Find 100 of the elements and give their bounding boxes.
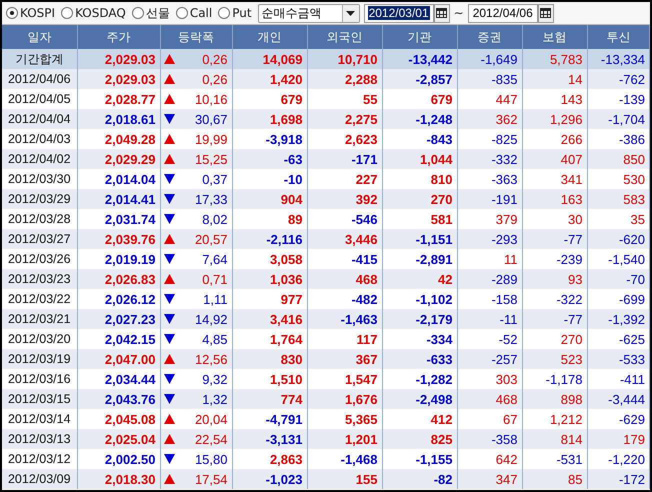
value-cell: -77	[522, 309, 587, 329]
value-cell: -63	[232, 149, 307, 169]
change-cell: 20,04	[194, 412, 228, 426]
value-cell: -257	[457, 349, 522, 369]
metric-dropdown[interactable]: 순매수금액	[258, 4, 360, 22]
change-cell: 0,37	[202, 172, 228, 186]
calendar-icon	[540, 8, 552, 18]
value-cell: -171	[307, 149, 382, 169]
value-cell: -70	[587, 269, 650, 289]
value-cell: -2,116	[232, 229, 307, 249]
caret-icon	[346, 10, 356, 16]
value-cell: 163	[522, 189, 587, 209]
price-cell: 2,014.41	[77, 189, 160, 209]
calendar-button[interactable]	[434, 4, 450, 22]
change-cell: 7,64	[202, 252, 228, 266]
value-cell: -289	[457, 269, 522, 289]
date-cell: 2012/03/21	[2, 309, 77, 329]
value-cell: -358	[457, 429, 522, 449]
value-cell: -1,151	[382, 229, 457, 249]
date-cell: 2012/04/04	[2, 109, 77, 129]
change-cell: 9,32	[202, 372, 228, 386]
change-cell: 0,26	[202, 72, 228, 86]
calendar-icon	[436, 8, 448, 18]
value-cell: 1,036	[232, 269, 307, 289]
date-cell: 2012/03/13	[2, 429, 77, 449]
column-header[interactable]: 보험	[522, 25, 587, 49]
column-header[interactable]: 주가	[77, 25, 160, 49]
value-cell: -835	[457, 69, 522, 89]
value-cell: 347	[457, 469, 522, 489]
value-cell: -172	[587, 469, 650, 489]
change-cell: 4,85	[202, 332, 228, 346]
price-cell: 2,018.30	[77, 469, 160, 489]
value-cell: 825	[382, 429, 457, 449]
value-cell: 898	[522, 389, 587, 409]
value-cell: 1,296	[522, 109, 587, 129]
date-cell: 2012/03/19	[2, 349, 77, 369]
date-cell: 2012/03/15	[2, 389, 77, 409]
value-cell: -2,498	[382, 389, 457, 409]
value-cell: -13,442	[382, 49, 457, 69]
value-cell: -293	[457, 229, 522, 249]
value-cell: -533	[587, 349, 650, 369]
value-cell: 904	[232, 189, 307, 209]
change-cell: 19,99	[194, 132, 228, 146]
value-cell: 1,676	[307, 389, 382, 409]
market-radio[interactable]: KOSPI	[6, 6, 56, 20]
value-cell: 1,044	[382, 149, 457, 169]
value-cell: -3,131	[232, 429, 307, 449]
value-cell: 1,420	[232, 69, 307, 89]
value-cell: -1,463	[307, 309, 382, 329]
change-cell: 20,57	[194, 232, 228, 246]
end-date-field[interactable]: 2012/04/06	[468, 4, 538, 22]
value-cell: -191	[457, 189, 522, 209]
value-cell: 14,069	[232, 49, 307, 69]
change-cell: 10,16	[194, 92, 228, 106]
start-date-field[interactable]: 2012/03/01	[364, 4, 434, 22]
price-cell: 2,043.76	[77, 389, 160, 409]
date-cell: 2012/04/06	[2, 69, 77, 89]
value-cell: 2,275	[307, 109, 382, 129]
value-cell: -332	[457, 149, 522, 169]
change-cell: 1,32	[202, 392, 228, 406]
value-cell: -2,179	[382, 309, 457, 329]
market-radio[interactable]: Call	[176, 6, 212, 20]
value-cell: -2,857	[382, 69, 457, 89]
change-cell: 8,02	[202, 212, 228, 226]
value-cell: 270	[382, 189, 457, 209]
change-cell: 17,54	[194, 472, 228, 486]
calendar-button[interactable]	[538, 4, 554, 22]
value-cell: 2,288	[307, 69, 382, 89]
column-header[interactable]: 일자	[2, 25, 77, 49]
value-cell: 850	[587, 149, 650, 169]
value-cell: 14	[522, 69, 587, 89]
market-radio[interactable]: 선물	[132, 4, 170, 22]
market-radio[interactable]: KOSDAQ	[61, 6, 126, 20]
value-cell: -1,704	[587, 109, 650, 129]
change-cell: 15,80	[194, 452, 228, 466]
column-header[interactable]: 투신	[587, 25, 650, 49]
value-cell: -3,444	[587, 389, 650, 409]
column-header[interactable]: 등락폭	[160, 25, 232, 49]
range-separator: ~	[454, 6, 464, 20]
value-cell: 814	[522, 429, 587, 449]
value-cell: 93	[522, 269, 587, 289]
market-radio[interactable]: Put	[218, 6, 252, 20]
column-header[interactable]: 개인	[232, 25, 307, 49]
value-cell: 3,416	[232, 309, 307, 329]
column-header[interactable]: 증권	[457, 25, 522, 49]
value-cell: 523	[522, 349, 587, 369]
value-cell: -13,334	[587, 49, 650, 69]
value-cell: 179	[587, 429, 650, 449]
price-cell: 2,047.00	[77, 349, 160, 369]
column-header[interactable]: 외국인	[307, 25, 382, 49]
value-cell: 362	[457, 109, 522, 129]
date-cell: 2012/04/02	[2, 149, 77, 169]
price-cell: 2,026.83	[77, 269, 160, 289]
column-header[interactable]: 기관	[382, 25, 457, 49]
value-cell: 42	[382, 269, 457, 289]
change-cell: 12,56	[194, 352, 228, 366]
change-cell: 22,54	[194, 432, 228, 446]
value-cell: 155	[307, 469, 382, 489]
value-cell: 3,446	[307, 229, 382, 249]
change-cell: 14,92	[194, 312, 228, 326]
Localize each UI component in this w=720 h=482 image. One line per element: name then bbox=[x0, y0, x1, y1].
__________
**Prompt:** Can you copy the lines of the items above unchanged, from the line with "309, 587, 329]" up to and including the line with "229, 457, 249]"?

**Complete output:**
value-cell: -77	[522, 309, 587, 329]
value-cell: -63	[232, 149, 307, 169]
change-cell: 20,04	[194, 412, 228, 426]
value-cell: -257	[457, 349, 522, 369]
metric-dropdown[interactable]: 순매수금액	[258, 4, 360, 22]
change-cell: 0,37	[202, 172, 228, 186]
calendar-icon	[540, 8, 552, 18]
value-cell: -171	[307, 149, 382, 169]
value-cell: -70	[587, 269, 650, 289]
value-cell: -2,116	[232, 229, 307, 249]
caret-icon	[346, 10, 356, 16]
value-cell: 163	[522, 189, 587, 209]
price-cell: 2,014.41	[77, 189, 160, 209]
calendar-button[interactable]	[434, 4, 450, 22]
change-cell: 7,64	[202, 252, 228, 266]
value-cell: -289	[457, 269, 522, 289]
date-cell: 2012/03/21	[2, 309, 77, 329]
value-cell: -358	[457, 429, 522, 449]
value-cell: -1,151	[382, 229, 457, 249]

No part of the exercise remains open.